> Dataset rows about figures

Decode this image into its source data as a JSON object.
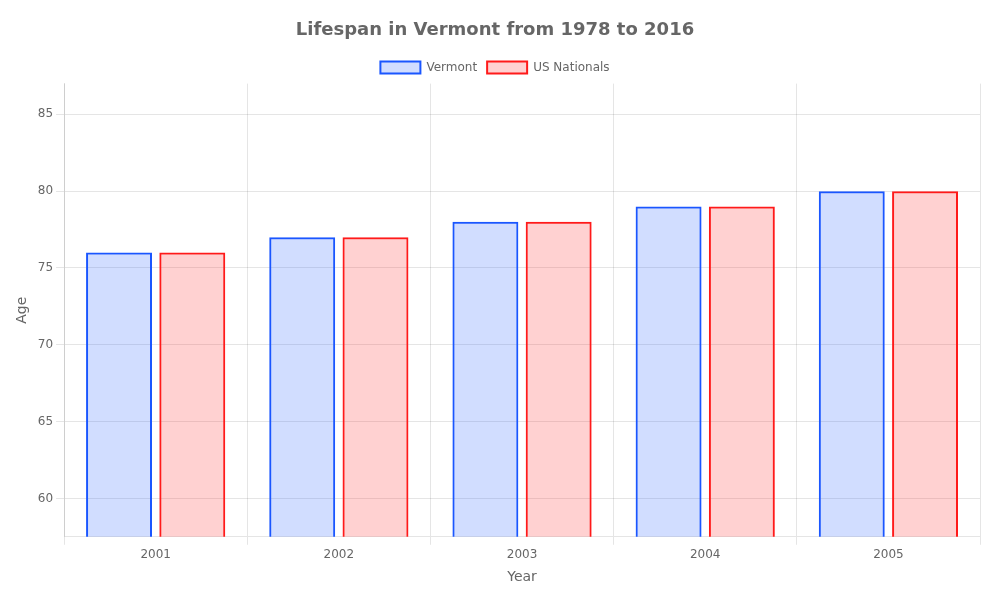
{
  "chart_data": {
    "type": "bar",
    "title": "Lifespan in Vermont from 1978 to 2016",
    "x_label": "Year",
    "y_label": "Age",
    "categories": [
      "2001",
      "2002",
      "2003",
      "2004",
      "2005"
    ],
    "series": [
      {
        "name": "Vermont",
        "color": "#1a56ff",
        "values": [
          76.0,
          77.0,
          78.0,
          79.0,
          80.0
        ]
      },
      {
        "name": "US Nationals",
        "color": "#ff1a1a",
        "values": [
          76.0,
          77.0,
          78.0,
          79.0,
          80.0
        ]
      }
    ],
    "ylim": [
      57.5,
      87
    ],
    "yticks": [
      60,
      65,
      70,
      75,
      80,
      85
    ],
    "grid": true,
    "legend": "top"
  }
}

> SHORT PROBLEM
Output an exact copy of the material, with the pictures removed.

> EXERCISE SOLUTION
Decode this image into its source data as a JSON object.
{
  "chart_data": {
    "type": "bar",
    "title": "Lifespan in Vermont from 1978 to 2016",
    "x_label": "Year",
    "y_label": "Age",
    "categories": [
      "2001",
      "2002",
      "2003",
      "2004",
      "2005"
    ],
    "series": [
      {
        "name": "Vermont",
        "color": "#1a56ff",
        "values": [
          76.0,
          77.0,
          78.0,
          79.0,
          80.0
        ]
      },
      {
        "name": "US Nationals",
        "color": "#ff1a1a",
        "values": [
          76.0,
          77.0,
          78.0,
          79.0,
          80.0
        ]
      }
    ],
    "ylim": [
      57.5,
      87
    ],
    "yticks": [
      60,
      65,
      70,
      75,
      80,
      85
    ],
    "grid": true,
    "legend": "top"
  }
}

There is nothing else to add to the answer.